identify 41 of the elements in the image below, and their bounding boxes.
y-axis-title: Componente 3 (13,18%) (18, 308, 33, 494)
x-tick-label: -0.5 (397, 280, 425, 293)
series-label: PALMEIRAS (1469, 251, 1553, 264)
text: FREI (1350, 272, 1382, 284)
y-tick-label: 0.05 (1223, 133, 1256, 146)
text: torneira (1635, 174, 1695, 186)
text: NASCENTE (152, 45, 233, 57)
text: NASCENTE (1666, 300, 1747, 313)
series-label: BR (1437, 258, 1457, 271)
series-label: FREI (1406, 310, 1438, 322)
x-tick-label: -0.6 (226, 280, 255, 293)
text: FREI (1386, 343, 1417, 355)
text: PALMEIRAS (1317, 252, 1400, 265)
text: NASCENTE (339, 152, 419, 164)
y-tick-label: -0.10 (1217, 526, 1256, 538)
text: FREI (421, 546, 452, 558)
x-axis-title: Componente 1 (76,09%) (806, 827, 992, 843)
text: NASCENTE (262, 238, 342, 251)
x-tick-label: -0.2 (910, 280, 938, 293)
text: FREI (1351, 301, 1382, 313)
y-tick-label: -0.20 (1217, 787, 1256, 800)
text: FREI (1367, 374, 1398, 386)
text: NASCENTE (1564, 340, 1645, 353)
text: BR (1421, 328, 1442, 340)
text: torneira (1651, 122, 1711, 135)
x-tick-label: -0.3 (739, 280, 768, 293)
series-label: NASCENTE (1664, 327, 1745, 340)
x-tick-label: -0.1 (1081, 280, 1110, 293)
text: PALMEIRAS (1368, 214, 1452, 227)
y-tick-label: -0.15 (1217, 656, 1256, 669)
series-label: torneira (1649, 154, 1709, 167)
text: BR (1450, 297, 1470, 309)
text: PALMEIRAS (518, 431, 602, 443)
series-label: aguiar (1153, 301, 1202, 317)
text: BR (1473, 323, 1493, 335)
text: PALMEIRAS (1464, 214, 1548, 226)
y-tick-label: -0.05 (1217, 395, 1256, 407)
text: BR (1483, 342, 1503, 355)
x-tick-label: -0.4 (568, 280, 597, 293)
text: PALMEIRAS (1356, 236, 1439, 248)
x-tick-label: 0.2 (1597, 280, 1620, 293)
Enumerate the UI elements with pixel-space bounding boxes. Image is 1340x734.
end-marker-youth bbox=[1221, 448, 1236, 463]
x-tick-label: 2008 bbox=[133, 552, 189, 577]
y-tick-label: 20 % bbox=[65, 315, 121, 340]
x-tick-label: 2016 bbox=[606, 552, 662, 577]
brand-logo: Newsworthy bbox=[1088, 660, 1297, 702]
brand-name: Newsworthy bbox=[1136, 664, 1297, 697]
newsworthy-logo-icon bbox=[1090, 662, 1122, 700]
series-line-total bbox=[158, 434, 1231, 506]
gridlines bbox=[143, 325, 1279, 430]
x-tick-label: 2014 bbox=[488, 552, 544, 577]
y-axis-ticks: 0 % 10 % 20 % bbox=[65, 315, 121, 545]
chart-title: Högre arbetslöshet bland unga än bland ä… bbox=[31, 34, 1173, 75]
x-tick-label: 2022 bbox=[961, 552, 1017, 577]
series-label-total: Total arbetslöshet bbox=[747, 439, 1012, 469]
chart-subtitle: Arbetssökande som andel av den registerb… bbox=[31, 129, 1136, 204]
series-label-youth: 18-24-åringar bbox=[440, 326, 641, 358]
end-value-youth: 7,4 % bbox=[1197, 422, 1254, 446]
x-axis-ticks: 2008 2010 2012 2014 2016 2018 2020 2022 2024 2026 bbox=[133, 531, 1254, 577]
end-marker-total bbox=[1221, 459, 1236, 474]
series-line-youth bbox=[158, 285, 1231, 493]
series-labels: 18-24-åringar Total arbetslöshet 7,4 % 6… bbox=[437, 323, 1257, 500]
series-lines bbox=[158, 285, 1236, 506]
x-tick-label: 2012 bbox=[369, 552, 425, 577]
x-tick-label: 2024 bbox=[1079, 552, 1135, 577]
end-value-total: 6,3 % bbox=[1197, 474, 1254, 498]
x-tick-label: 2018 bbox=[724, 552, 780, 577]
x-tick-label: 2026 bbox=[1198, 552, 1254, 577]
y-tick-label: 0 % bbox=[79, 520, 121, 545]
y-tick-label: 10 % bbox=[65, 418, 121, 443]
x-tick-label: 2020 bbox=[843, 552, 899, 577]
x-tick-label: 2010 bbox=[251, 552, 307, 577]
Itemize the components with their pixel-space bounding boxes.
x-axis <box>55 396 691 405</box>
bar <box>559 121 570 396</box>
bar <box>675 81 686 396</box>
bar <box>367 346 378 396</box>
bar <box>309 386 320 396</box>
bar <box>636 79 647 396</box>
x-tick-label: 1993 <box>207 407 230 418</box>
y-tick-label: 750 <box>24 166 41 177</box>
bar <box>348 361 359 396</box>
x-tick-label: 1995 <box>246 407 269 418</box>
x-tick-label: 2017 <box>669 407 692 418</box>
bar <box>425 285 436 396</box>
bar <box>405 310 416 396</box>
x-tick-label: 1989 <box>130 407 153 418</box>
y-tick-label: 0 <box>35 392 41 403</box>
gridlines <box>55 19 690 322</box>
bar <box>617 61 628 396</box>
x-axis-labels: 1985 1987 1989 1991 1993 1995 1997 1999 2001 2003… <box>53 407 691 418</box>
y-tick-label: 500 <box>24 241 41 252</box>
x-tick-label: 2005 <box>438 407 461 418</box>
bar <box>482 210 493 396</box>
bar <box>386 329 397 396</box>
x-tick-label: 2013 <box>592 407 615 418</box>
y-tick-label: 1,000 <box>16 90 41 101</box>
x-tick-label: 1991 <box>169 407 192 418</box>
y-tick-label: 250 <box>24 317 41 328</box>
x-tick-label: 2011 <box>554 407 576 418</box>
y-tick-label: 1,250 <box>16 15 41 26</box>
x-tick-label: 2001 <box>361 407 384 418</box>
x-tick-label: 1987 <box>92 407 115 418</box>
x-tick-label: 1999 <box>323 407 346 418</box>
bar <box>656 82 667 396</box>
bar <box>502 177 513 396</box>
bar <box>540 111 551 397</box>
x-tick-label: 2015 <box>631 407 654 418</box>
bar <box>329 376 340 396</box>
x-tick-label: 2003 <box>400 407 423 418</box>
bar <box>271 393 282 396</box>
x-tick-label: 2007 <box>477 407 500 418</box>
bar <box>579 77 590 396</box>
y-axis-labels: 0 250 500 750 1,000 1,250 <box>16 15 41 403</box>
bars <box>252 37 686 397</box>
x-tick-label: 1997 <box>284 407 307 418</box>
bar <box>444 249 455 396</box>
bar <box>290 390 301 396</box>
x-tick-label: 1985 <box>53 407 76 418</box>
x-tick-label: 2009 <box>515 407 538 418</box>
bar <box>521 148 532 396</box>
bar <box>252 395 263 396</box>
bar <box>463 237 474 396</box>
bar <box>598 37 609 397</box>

**WHAT IS EXPECTED**
Copy out all the items above, swapping "PALMEIRAS" for "PALMEIRA" everywhere it occurs and changing nothing else.

**TASK SOLUTION**
identify 41 of the elements in the image below, and their bounding boxes.
y-axis-title: Componente 3 (13,18%) (18, 308, 33, 494)
x-tick-label: -0.5 (397, 280, 425, 293)
series-label: PALMEIRA (1469, 251, 1553, 264)
text: FREI (1350, 272, 1382, 284)
y-tick-label: 0.05 (1223, 133, 1256, 146)
text: torneira (1635, 174, 1695, 186)
text: NASCENTE (152, 45, 233, 57)
text: NASCENTE (1666, 300, 1747, 313)
series-label: BR (1437, 258, 1457, 271)
series-label: FREI (1406, 310, 1438, 322)
x-tick-label: -0.6 (226, 280, 255, 293)
text: FREI (1386, 343, 1417, 355)
text: PALMEIRA (1317, 252, 1400, 265)
text: NASCENTE (339, 152, 419, 164)
y-tick-label: -0.10 (1217, 526, 1256, 538)
text: FREI (421, 546, 452, 558)
x-axis-title: Componente 1 (76,09%) (806, 827, 992, 843)
text: NASCENTE (262, 238, 342, 251)
x-tick-label: -0.2 (910, 280, 938, 293)
text: FREI (1351, 301, 1382, 313)
y-tick-label: -0.20 (1217, 787, 1256, 800)
text: FREI (1367, 374, 1398, 386)
text: NASCENTE (1564, 340, 1645, 353)
text: BR (1421, 328, 1442, 340)
text: torneira (1651, 122, 1711, 135)
x-tick-label: -0.3 (739, 280, 768, 293)
series-label: NASCENTE (1664, 327, 1745, 340)
x-tick-label: -0.1 (1081, 280, 1110, 293)
text: PALMEIRA (1368, 214, 1452, 227)
y-tick-label: -0.15 (1217, 656, 1256, 669)
series-label: torneira (1649, 154, 1709, 167)
text: BR (1450, 297, 1470, 309)
text: PALMEIRA (518, 431, 602, 443)
series-label: aguiar (1153, 301, 1202, 317)
text: BR (1473, 323, 1493, 335)
text: PALMEIRA (1464, 214, 1548, 226)
y-tick-label: -0.05 (1217, 395, 1256, 407)
text: BR (1483, 342, 1503, 355)
x-tick-label: -0.4 (568, 280, 597, 293)
text: PALMEIRA (1356, 236, 1439, 248)
x-tick-label: 0.2 (1597, 280, 1620, 293)
Enumerate the UI elements with pixel-space bounding boxes. Image is 1340x734.
end-marker-youth bbox=[1221, 448, 1236, 463]
x-tick-label: 2008 bbox=[133, 552, 189, 577]
y-tick-label: 20 % bbox=[65, 315, 121, 340]
x-tick-label: 2016 bbox=[606, 552, 662, 577]
brand-logo: Newsworthy bbox=[1088, 660, 1297, 702]
brand-name: Newsworthy bbox=[1136, 664, 1297, 697]
newsworthy-logo-icon bbox=[1090, 662, 1122, 700]
series-line-total bbox=[158, 434, 1231, 506]
gridlines bbox=[143, 325, 1279, 430]
x-tick-label: 2014 bbox=[488, 552, 544, 577]
y-axis-ticks: 0 % 10 % 20 % bbox=[65, 315, 121, 545]
chart-title: Högre arbetslöshet bland unga än bland ä… bbox=[31, 34, 1173, 75]
x-tick-label: 2022 bbox=[961, 552, 1017, 577]
series-label-total: Total arbetslöshet bbox=[747, 439, 1012, 469]
chart-subtitle: Arbetssökande som andel av den registerb… bbox=[31, 129, 1136, 204]
series-label-youth: 18-24-åringar bbox=[440, 326, 641, 358]
end-value-youth: 7,4 % bbox=[1197, 422, 1254, 446]
x-axis-ticks: 2008 2010 2012 2014 2016 2018 2020 2022 2024 2026 bbox=[133, 531, 1254, 577]
end-marker-total bbox=[1221, 459, 1236, 474]
series-line-youth bbox=[158, 285, 1231, 493]
series-labels: 18-24-åringar Total arbetslöshet 7,4 % 6… bbox=[437, 323, 1257, 500]
series-lines bbox=[158, 285, 1236, 506]
x-tick-label: 2012 bbox=[369, 552, 425, 577]
x-tick-label: 2024 bbox=[1079, 552, 1135, 577]
end-value-total: 6,3 % bbox=[1197, 474, 1254, 498]
x-tick-label: 2018 bbox=[724, 552, 780, 577]
x-tick-label: 2026 bbox=[1198, 552, 1254, 577]
y-tick-label: 0 % bbox=[79, 520, 121, 545]
y-tick-label: 10 % bbox=[65, 418, 121, 443]
x-tick-label: 2020 bbox=[843, 552, 899, 577]
x-tick-label: 2010 bbox=[251, 552, 307, 577]
Itemize the components with their pixel-space bounding boxes.
x-axis <box>55 396 691 405</box>
bar <box>559 121 570 396</box>
bar <box>675 81 686 396</box>
bar <box>367 346 378 396</box>
bar <box>309 386 320 396</box>
bar <box>636 79 647 396</box>
x-tick-label: 1993 <box>207 407 230 418</box>
y-tick-label: 750 <box>24 166 41 177</box>
bar <box>348 361 359 396</box>
x-tick-label: 1995 <box>246 407 269 418</box>
x-tick-label: 2017 <box>669 407 692 418</box>
bar <box>425 285 436 396</box>
bar <box>405 310 416 396</box>
x-tick-label: 1989 <box>130 407 153 418</box>
y-tick-label: 0 <box>35 392 41 403</box>
gridlines <box>55 19 690 322</box>
bar <box>617 61 628 396</box>
x-axis-labels: 1985 1987 1989 1991 1993 1995 1997 1999 2001 2003… <box>53 407 691 418</box>
y-tick-label: 500 <box>24 241 41 252</box>
x-tick-label: 2005 <box>438 407 461 418</box>
bar <box>482 210 493 396</box>
bar <box>386 329 397 396</box>
x-tick-label: 2013 <box>592 407 615 418</box>
y-tick-label: 1,000 <box>16 90 41 101</box>
x-tick-label: 1991 <box>169 407 192 418</box>
y-tick-label: 250 <box>24 317 41 328</box>
x-tick-label: 2011 <box>554 407 576 418</box>
y-tick-label: 1,250 <box>16 15 41 26</box>
x-tick-label: 2001 <box>361 407 384 418</box>
x-tick-label: 1987 <box>92 407 115 418</box>
x-tick-label: 1999 <box>323 407 346 418</box>
bar <box>656 82 667 396</box>
bar <box>502 177 513 396</box>
bar <box>540 111 551 397</box>
x-tick-label: 2015 <box>631 407 654 418</box>
bar <box>329 376 340 396</box>
x-tick-label: 2003 <box>400 407 423 418</box>
bar <box>271 393 282 396</box>
x-tick-label: 2007 <box>477 407 500 418</box>
bar <box>579 77 590 396</box>
y-axis-labels: 0 250 500 750 1,000 1,250 <box>16 15 41 403</box>
bars <box>252 37 686 397</box>
x-tick-label: 1997 <box>284 407 307 418</box>
bar <box>444 249 455 396</box>
bar <box>290 390 301 396</box>
x-tick-label: 1985 <box>53 407 76 418</box>
x-tick-label: 2009 <box>515 407 538 418</box>
bar <box>521 148 532 396</box>
bar <box>252 395 263 396</box>
bar <box>463 237 474 396</box>
bar <box>598 37 609 397</box>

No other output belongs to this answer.